→ **Exercise details**
The records below hold pictures; please leave those out and retype the rest exactly.

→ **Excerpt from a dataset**
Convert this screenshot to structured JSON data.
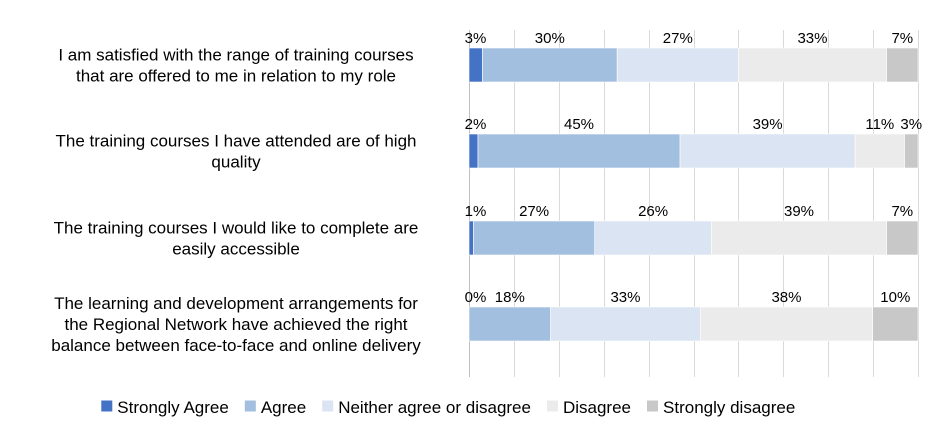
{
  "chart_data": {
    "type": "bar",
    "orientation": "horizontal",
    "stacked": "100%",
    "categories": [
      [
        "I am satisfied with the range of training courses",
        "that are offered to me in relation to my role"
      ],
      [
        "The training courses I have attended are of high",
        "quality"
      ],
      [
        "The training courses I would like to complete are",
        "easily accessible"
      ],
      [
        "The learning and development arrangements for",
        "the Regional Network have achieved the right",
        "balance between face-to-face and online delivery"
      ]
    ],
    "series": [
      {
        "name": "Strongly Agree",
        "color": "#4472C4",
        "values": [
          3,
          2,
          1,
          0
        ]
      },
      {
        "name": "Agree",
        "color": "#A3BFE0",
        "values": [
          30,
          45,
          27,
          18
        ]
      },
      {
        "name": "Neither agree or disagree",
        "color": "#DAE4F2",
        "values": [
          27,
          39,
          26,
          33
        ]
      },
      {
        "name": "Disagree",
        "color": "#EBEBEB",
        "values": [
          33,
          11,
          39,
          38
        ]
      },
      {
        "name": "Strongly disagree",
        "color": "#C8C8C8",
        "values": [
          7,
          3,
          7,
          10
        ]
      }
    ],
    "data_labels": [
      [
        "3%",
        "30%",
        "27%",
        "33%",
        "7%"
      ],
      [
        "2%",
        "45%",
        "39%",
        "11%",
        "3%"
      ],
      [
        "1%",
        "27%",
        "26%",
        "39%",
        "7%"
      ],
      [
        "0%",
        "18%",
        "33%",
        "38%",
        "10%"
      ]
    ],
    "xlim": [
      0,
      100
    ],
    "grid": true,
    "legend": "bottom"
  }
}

→ **Expected answer**
Convert this screenshot to structured JSON data.
{
  "chart_data": {
    "type": "bar",
    "orientation": "horizontal",
    "stacked": "100%",
    "categories": [
      [
        "I am satisfied with the range of training courses",
        "that are offered to me in relation to my role"
      ],
      [
        "The training courses I have attended are of high",
        "quality"
      ],
      [
        "The training courses I would like to complete are",
        "easily accessible"
      ],
      [
        "The learning and development arrangements for",
        "the Regional Network have achieved the right",
        "balance between face-to-face and online delivery"
      ]
    ],
    "series": [
      {
        "name": "Strongly Agree",
        "color": "#4472C4",
        "values": [
          3,
          2,
          1,
          0
        ]
      },
      {
        "name": "Agree",
        "color": "#A3BFE0",
        "values": [
          30,
          45,
          27,
          18
        ]
      },
      {
        "name": "Neither agree or disagree",
        "color": "#DAE4F2",
        "values": [
          27,
          39,
          26,
          33
        ]
      },
      {
        "name": "Disagree",
        "color": "#EBEBEB",
        "values": [
          33,
          11,
          39,
          38
        ]
      },
      {
        "name": "Strongly disagree",
        "color": "#C8C8C8",
        "values": [
          7,
          3,
          7,
          10
        ]
      }
    ],
    "data_labels": [
      [
        "3%",
        "30%",
        "27%",
        "33%",
        "7%"
      ],
      [
        "2%",
        "45%",
        "39%",
        "11%",
        "3%"
      ],
      [
        "1%",
        "27%",
        "26%",
        "39%",
        "7%"
      ],
      [
        "0%",
        "18%",
        "33%",
        "38%",
        "10%"
      ]
    ],
    "xlim": [
      0,
      100
    ],
    "grid": true,
    "legend": "bottom"
  }
}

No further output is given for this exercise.